WRITTEN PROBLEM: Rewrite the material from the line with "candle-body <box>338 231 342 251</box>" up to and including the line with "time-axis: 5 6", changing "price-zone" to "price-band" and leaving everything else as it is.

··········

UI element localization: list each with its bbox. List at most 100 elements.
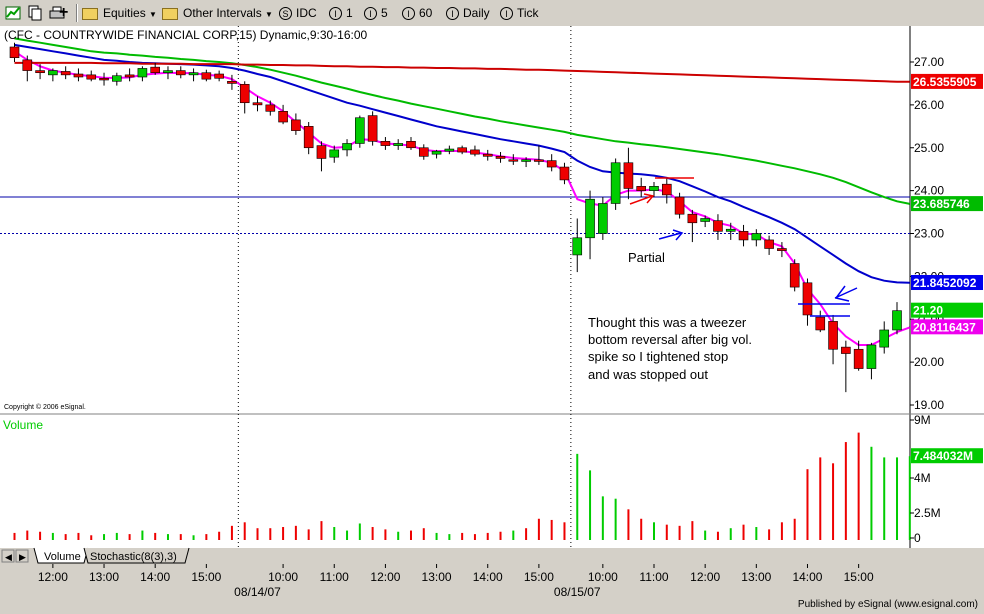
candle [521, 157, 531, 168]
equities-dropdown[interactable]: Equities ▼ [82, 4, 157, 22]
volume-bar [704, 530, 707, 540]
candle [201, 69, 212, 82]
interval-daily-button[interactable]: I Daily [446, 4, 490, 22]
volume-bar [320, 521, 323, 540]
candle [329, 145, 340, 163]
volume-bar [844, 442, 847, 540]
volume-bar [333, 527, 336, 540]
candle-body [418, 147, 429, 157]
candle-body [265, 104, 276, 112]
candle [303, 122, 314, 155]
tab-stochastic-label: Stochastic(8(3),3) [90, 551, 177, 563]
candle-body [815, 316, 826, 331]
chart-icon[interactable] [3, 3, 23, 23]
candle [802, 278, 813, 326]
volume-bar [499, 531, 502, 540]
tab-stochastic[interactable] [83, 547, 190, 564]
candle-body [444, 148, 455, 152]
candle-body [649, 186, 659, 191]
candle [572, 218, 583, 273]
candle-body [73, 73, 84, 78]
volume-axis: 9M 4M 2.5M 0 [910, 413, 941, 545]
volume-label: Volume [3, 418, 43, 432]
candle [738, 224, 749, 247]
candle-body [738, 231, 749, 241]
volume-bar [307, 529, 310, 540]
price-tick-label: 27.00 [914, 55, 944, 69]
print-icon[interactable] [47, 3, 67, 23]
volume-tick-label: 4M [914, 471, 931, 485]
volume-bar [179, 534, 182, 540]
candle [815, 310, 826, 333]
price-flag [911, 73, 983, 89]
volume-bar [665, 524, 668, 540]
interval-60-label: 60 [419, 6, 433, 20]
candle [227, 74, 237, 90]
candle-body [355, 117, 365, 144]
candle-body [291, 119, 301, 131]
volume-bar [627, 509, 630, 540]
interval-icon: I [446, 7, 459, 21]
candle-body [9, 46, 20, 59]
volume-tick-label: 9M [914, 413, 931, 427]
time-tick-label: 10:00 [268, 570, 298, 584]
copy-icon[interactable] [25, 3, 45, 23]
candle [700, 215, 710, 228]
time-tick-label: 14:00 [140, 570, 170, 584]
interval-60-button[interactable]: I 60 [402, 4, 432, 22]
price-tick-label: 23.00 [914, 227, 944, 241]
publisher-text: Published by eSignal (www.esignal.com) [797, 599, 978, 610]
other-intervals-dropdown[interactable]: Other Intervals ▼ [162, 4, 273, 22]
volume-bar [576, 453, 579, 540]
candle-body [853, 348, 864, 369]
moving-average-line [14, 37, 910, 205]
scroll-left-button[interactable] [1, 549, 15, 563]
volume-bar [192, 535, 195, 540]
volume-bar [371, 527, 374, 540]
volume-bar [409, 530, 412, 540]
volume-bar [243, 522, 246, 540]
volume-bar [230, 525, 233, 540]
candle-body [278, 111, 288, 123]
candle [163, 66, 173, 80]
candle [444, 145, 455, 155]
volume-bar [589, 470, 592, 540]
interval-daily-label: Daily [463, 6, 490, 20]
scroll-right-button[interactable] [15, 549, 29, 563]
candles [9, 42, 902, 393]
volume-bar [601, 496, 604, 540]
candle [239, 81, 250, 114]
folder-icon [162, 7, 178, 20]
candle-body [674, 196, 685, 215]
footer: Published by eSignal (www.esignal.com) [0, 598, 984, 614]
candle-body [201, 72, 212, 80]
interval-tick-button[interactable]: I Tick [500, 4, 539, 22]
volume-bar [780, 522, 783, 540]
time-tick-label: 15:00 [191, 570, 221, 584]
candle-body [431, 150, 442, 155]
candle-body [303, 126, 314, 149]
grid-lines [237, 26, 572, 548]
candle [777, 242, 787, 258]
candle-body [163, 70, 173, 74]
volume-bar [755, 527, 758, 540]
candle [124, 68, 135, 82]
price-chart[interactable]: 27.0026.0025.0024.0023.0022.0021.0020.00… [0, 26, 984, 598]
volume-bar [397, 531, 400, 540]
candle [661, 177, 672, 204]
interval-idc-button[interactable]: S IDC [279, 4, 317, 22]
volume-bar [742, 524, 745, 540]
date-label: 08/15/07 [554, 585, 601, 598]
candle-body [521, 159, 531, 162]
candle-body [342, 143, 352, 151]
volume-bar [422, 528, 425, 540]
add-icon[interactable]: + [59, 4, 69, 21]
candle [137, 66, 148, 82]
candle-body [636, 186, 647, 191]
volume-bar [857, 432, 860, 540]
candle-body [175, 70, 186, 76]
candle [764, 235, 774, 255]
price-flag-label: 23.685746 [913, 197, 970, 211]
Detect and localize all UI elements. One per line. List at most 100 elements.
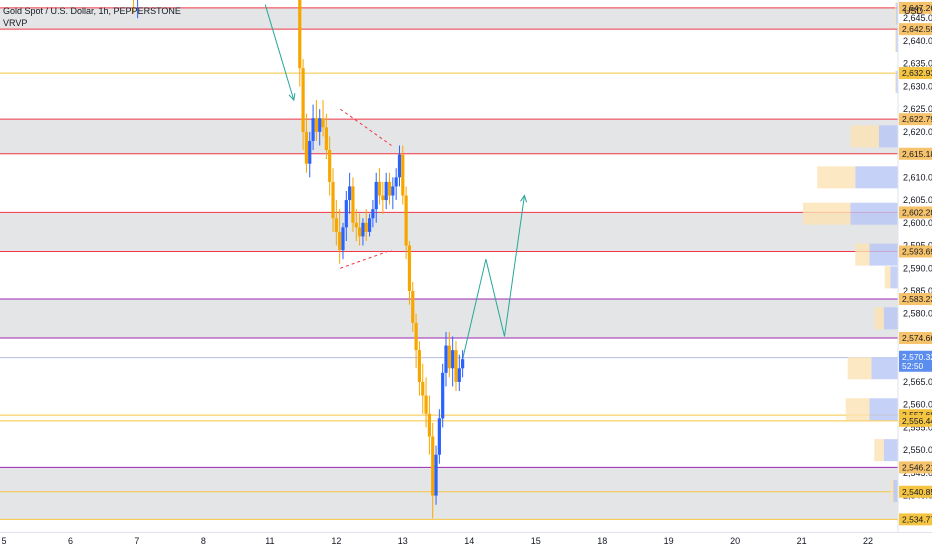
candle-body <box>338 231 342 251</box>
candle-body <box>397 154 402 178</box>
volume-bar-down <box>895 29 897 52</box>
price-zone <box>0 119 898 154</box>
level-badge <box>899 206 932 219</box>
candle-body <box>364 222 368 232</box>
level-badge-label: 2,593.69 <box>902 246 932 256</box>
candle-body <box>404 195 408 246</box>
time-axis: 5 6 7 8 11 12 13 14 15 18 19 20 21 22 <box>1 536 873 546</box>
candle-body <box>434 454 438 496</box>
price-zone <box>0 7 898 30</box>
time-tick-label: 11 <box>265 536 274 546</box>
level-badge <box>899 485 932 498</box>
volume-bar-up <box>890 266 898 289</box>
volume-bar-down <box>855 243 870 266</box>
time-tick-label: 20 <box>730 536 740 546</box>
time-tick-label: 14 <box>464 536 474 546</box>
price-tick-label: 2,610.00 <box>903 172 932 182</box>
price-badges: 2,647.26 2,642.59 2,632.93 2,622.79 2,615.18… <box>899 1 932 526</box>
price-zone <box>0 299 898 339</box>
candle-body <box>421 381 425 396</box>
chart-title: Gold Spot / U.S. Dollar, 1h, PEPPERSTONE <box>3 6 181 16</box>
candle-body <box>311 118 315 141</box>
time-tick-label: 21 <box>797 536 807 546</box>
price-tick-label: 2,620.00 <box>903 127 932 137</box>
candle-body <box>441 372 445 419</box>
candle-body <box>417 350 422 382</box>
volume-profile <box>803 2 898 503</box>
candle-body <box>391 186 395 196</box>
volume-bar-down <box>817 166 856 189</box>
candle-body <box>387 181 392 196</box>
price-tick-label: 2,640.00 <box>903 36 932 46</box>
price-tick-label: 2,630.00 <box>903 81 932 91</box>
price-tick-label: 2,635.00 <box>903 59 932 69</box>
level-lines <box>0 7 898 520</box>
level-badge-label: 2,556.44 <box>902 416 932 426</box>
volume-bar-up <box>883 307 898 330</box>
candle-body <box>298 0 302 69</box>
time-tick-label: 15 <box>531 536 541 546</box>
candle-body <box>444 345 448 373</box>
price-tick-label: 2,585.00 <box>903 286 932 296</box>
candle-body <box>314 118 318 132</box>
indicator-label[interactable]: VRVP <box>3 18 28 28</box>
candle-body <box>424 395 428 414</box>
candle-body <box>344 200 348 228</box>
volume-bar-up <box>855 166 898 189</box>
level-badge <box>899 461 932 474</box>
volume-bar-down <box>895 2 897 25</box>
time-tick-label: 8 <box>201 536 206 546</box>
volume-bar-up <box>883 439 898 462</box>
volume-bar-up <box>896 29 898 52</box>
level-badge <box>899 332 932 345</box>
projection-path <box>462 195 525 360</box>
volume-bar-down <box>895 70 897 93</box>
price-tick-label: 2,550.00 <box>903 445 932 455</box>
level-badge-label: 2,540.85 <box>902 487 932 497</box>
candles <box>133 0 465 519</box>
price-tick-label: 2,555.00 <box>903 422 932 432</box>
volume-bar-down <box>847 357 872 380</box>
volume-bar-down <box>850 125 879 148</box>
candle-body <box>411 291 415 323</box>
price-tick-label: 2,560.00 <box>903 400 932 410</box>
last-price-label: 2,570.32 <box>902 352 932 362</box>
candle-body <box>451 350 455 369</box>
time-tick-label: 5 <box>1 536 6 546</box>
candle-body <box>454 350 458 382</box>
candle-body <box>427 413 431 437</box>
candle-body <box>328 150 332 182</box>
time-tick-label: 22 <box>863 536 873 546</box>
volume-bar-down <box>890 480 894 503</box>
level-badge-label: 2,642.59 <box>902 24 932 34</box>
candle-body <box>374 181 378 210</box>
level-badge <box>899 414 932 427</box>
last-price-badge <box>899 350 932 372</box>
volume-bar-down <box>803 202 851 225</box>
level-badge <box>899 245 932 258</box>
time-tick-label: 12 <box>331 536 341 546</box>
currency-label[interactable]: USD <box>904 6 924 16</box>
level-badge-label: 2,574.66 <box>902 333 932 343</box>
candle-body <box>348 186 352 201</box>
candle-body <box>447 345 451 369</box>
triangle-line <box>340 249 392 269</box>
volume-bar-up <box>871 357 898 380</box>
volume-bar-down <box>845 398 870 421</box>
volume-bar-up <box>850 202 898 225</box>
candle-body <box>324 127 328 151</box>
volume-bar-up <box>869 398 898 421</box>
volume-bar-down <box>874 439 884 462</box>
projection-path <box>264 4 295 101</box>
candle-body <box>308 140 312 164</box>
candle-body <box>301 68 305 132</box>
candle-body <box>377 181 382 196</box>
price-zones <box>0 7 898 520</box>
time-tick-label: 18 <box>597 536 607 546</box>
volume-bar-up <box>896 2 898 25</box>
candle-body <box>367 218 372 232</box>
level-badge <box>899 113 932 126</box>
drawings <box>264 4 528 360</box>
level-badge <box>899 23 932 36</box>
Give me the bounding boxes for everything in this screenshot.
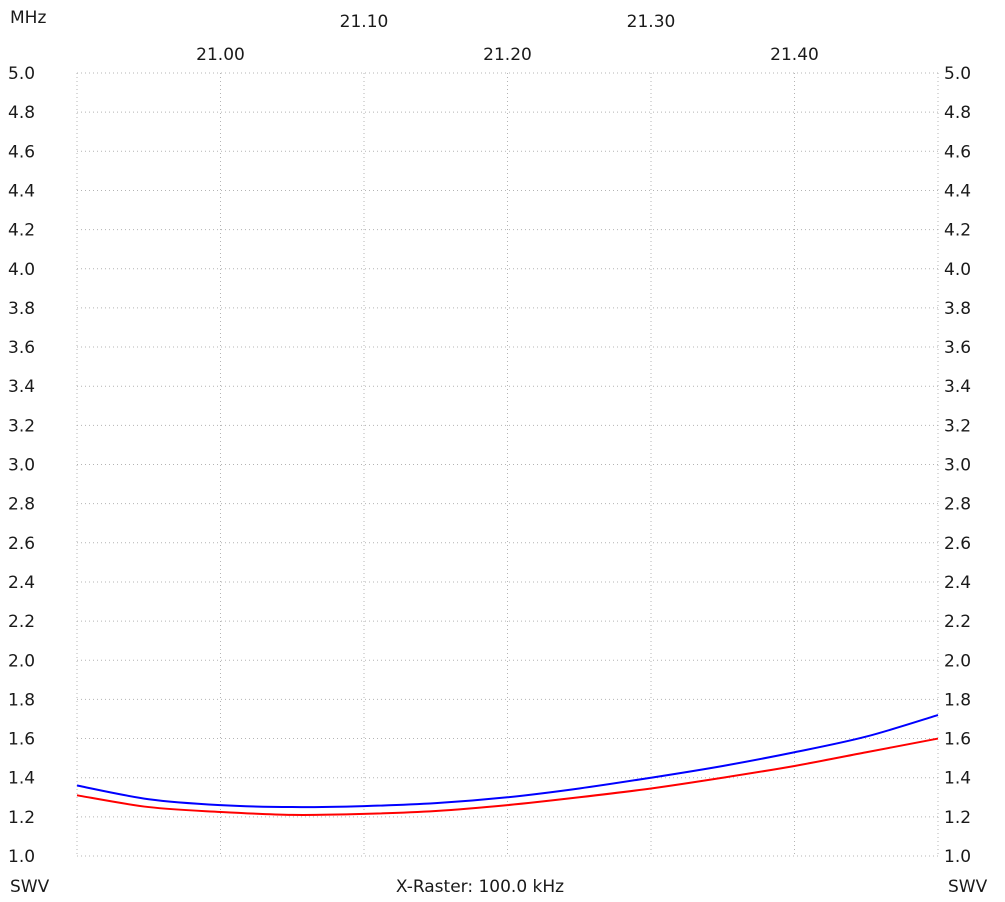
grid <box>76 72 939 857</box>
y-tick-right: 3.8 <box>944 299 971 319</box>
y-tick-left: 1.2 <box>8 808 35 828</box>
y-tick-right: 5.0 <box>944 64 971 84</box>
y-tick-left: 1.6 <box>8 730 35 750</box>
y-tick-right: 2.8 <box>944 495 971 515</box>
y-tick-right: 3.2 <box>944 416 971 436</box>
y-tick-right: 1.4 <box>944 769 971 789</box>
footer-label: X-Raster: 100.0 kHz <box>396 877 564 897</box>
y-tick-right: 2.6 <box>944 534 971 554</box>
traces <box>76 714 939 816</box>
y-tick-left: 4.0 <box>8 260 35 280</box>
swr-trace-blue <box>76 714 939 809</box>
y-tick-right: 1.8 <box>944 690 971 710</box>
y-tick-left: 1.0 <box>8 847 35 867</box>
y-tick-right: 3.6 <box>944 338 971 358</box>
y-tick-left: 4.4 <box>8 181 35 201</box>
y-tick-left: 1.4 <box>8 769 35 789</box>
y-tick-right: 4.2 <box>944 221 971 241</box>
x-tick-label: 21.30 <box>627 12 676 32</box>
tick-labels: 5.0 5.0 4.8 4.8 4.6 4.6 4.4 4.4 4.2 4.2 4.0 4.0 3.8 3… <box>8 12 971 867</box>
y-tick-right: 1.2 <box>944 808 971 828</box>
y-tick-left: 4.6 <box>8 142 35 162</box>
y-tick-left: 1.8 <box>8 690 35 710</box>
y-axis-label-right: SWV <box>948 877 988 897</box>
y-tick-right: 4.4 <box>944 181 971 201</box>
y-tick-right: 2.2 <box>944 612 971 632</box>
y-tick-left: 2.8 <box>8 495 35 515</box>
y-tick-right: 3.0 <box>944 456 971 476</box>
x-tick-label: 21.10 <box>340 12 389 32</box>
y-tick-right: 3.4 <box>944 377 971 397</box>
y-tick-right: 2.0 <box>944 651 971 671</box>
y-tick-left: 3.6 <box>8 338 35 358</box>
y-axis-label-left: SWV <box>10 877 50 897</box>
y-tick-left: 3.2 <box>8 416 35 436</box>
y-tick-left: 2.0 <box>8 651 35 671</box>
y-tick-right: 4.6 <box>944 142 971 162</box>
swr-trace-red <box>76 737 939 816</box>
y-tick-left: 4.8 <box>8 103 35 123</box>
y-tick-right: 1.0 <box>944 847 971 867</box>
y-tick-right: 1.6 <box>944 730 971 750</box>
y-tick-right: 2.4 <box>944 573 971 593</box>
y-tick-left: 4.2 <box>8 221 35 241</box>
x-tick-label: 21.40 <box>770 45 819 65</box>
y-tick-left: 2.6 <box>8 534 35 554</box>
y-tick-left: 3.4 <box>8 377 35 397</box>
y-tick-left: 3.8 <box>8 299 35 319</box>
y-tick-right: 4.8 <box>944 103 971 123</box>
unit-label: MHz <box>10 8 46 28</box>
x-tick-label: 21.00 <box>196 45 245 65</box>
y-tick-left: 2.2 <box>8 612 35 632</box>
y-tick-left: 3.0 <box>8 456 35 476</box>
y-tick-right: 4.0 <box>944 260 971 280</box>
y-tick-left: 5.0 <box>8 64 35 84</box>
x-tick-label: 21.20 <box>483 45 532 65</box>
y-tick-left: 2.4 <box>8 573 35 593</box>
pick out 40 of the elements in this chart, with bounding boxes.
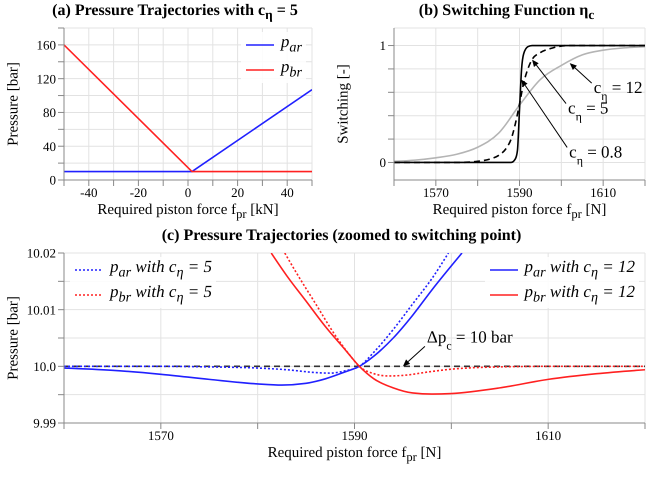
x-tick-label: 1590 <box>342 428 368 444</box>
legend-label: p$_{br}$ with c$_{η}$ = 12 <box>524 282 635 306</box>
legend-label: p$_{br}$ <box>280 57 302 81</box>
x-tick-label: -20 <box>130 185 148 200</box>
y-tick-label: 9.99 <box>33 416 56 431</box>
y-tick-label: 10.02 <box>26 246 56 261</box>
legend-label: p$_{br}$ with c$_{η}$ = 5 <box>110 282 212 306</box>
legend-label: p$_{ar}$ with c$_{η}$ = 12 <box>524 257 635 280</box>
y-tick-label: 160 <box>36 38 56 53</box>
y-tick-label: 1 <box>380 38 386 54</box>
y-tick-label: 120 <box>36 71 56 86</box>
x-tick-label: 1570 <box>148 428 174 444</box>
y-axis-title: Switching [-] <box>336 64 352 144</box>
chart-title: (b) Switching Function η$_{c}$ <box>418 2 594 22</box>
x-axis-title: Required piston force f$_{pr}$ [kN] <box>97 202 279 221</box>
x-tick-label: 40 <box>280 185 294 200</box>
legend-label: p$_{ar}$ with c$_{η}$ = 5 <box>110 257 212 280</box>
x-tick-label: 1590 <box>506 185 532 200</box>
annotation: c$_{η}$ = 0.8 <box>569 142 622 168</box>
x-tick-label: 1610 <box>590 185 616 200</box>
y-tick-label: 80 <box>43 105 56 120</box>
y-tick-label: 10.01 <box>26 302 56 318</box>
legend-label: p$_{ar}$ <box>280 32 302 56</box>
x-tick-label: 1610 <box>535 428 562 444</box>
annotation: c$_{η}$ = 12 <box>594 78 643 104</box>
x-axis-title: Required piston force f$_{pr}$ [N] <box>432 202 606 221</box>
x-axis-title: Required piston force f$_{pr}$ [N] <box>268 445 442 464</box>
y-tick-label: 40 <box>43 138 56 154</box>
y-tick-label: 10.0 <box>33 358 56 374</box>
x-tick-label: 0 <box>184 185 192 200</box>
x-tick-label: -40 <box>80 185 98 200</box>
line-series <box>270 253 645 395</box>
x-tick-label: 1570 <box>422 185 449 200</box>
y-axis-title: Pressure [bar] <box>6 62 22 146</box>
annotation: Δp$_{c}$ = 10 bar <box>426 327 514 352</box>
chart-title: (c) Pressure Trajectories (zoomed to switching point) <box>162 227 522 244</box>
x-tick-label: 20 <box>231 185 244 200</box>
y-axis-title: Pressure [bar] <box>6 296 22 380</box>
y-tick-label: 0 <box>50 172 56 188</box>
chart-title: (a) Pressure Trajectories with c$_{η}$ = 5 <box>52 2 298 22</box>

··········

RESPONSE:
candle-body <box>338 231 342 251</box>
candle-body <box>397 154 402 178</box>
volume-bar-down <box>895 29 897 52</box>
price-band <box>0 119 898 154</box>
level-badge <box>899 206 932 219</box>
candle-body <box>364 222 368 232</box>
level-badge-label: 2,593.69 <box>902 246 932 256</box>
candle-body <box>404 195 408 246</box>
time-axis: 5 6 7 8 11 12 13 14 15 18 19 20 21 22 <box>1 536 873 546</box>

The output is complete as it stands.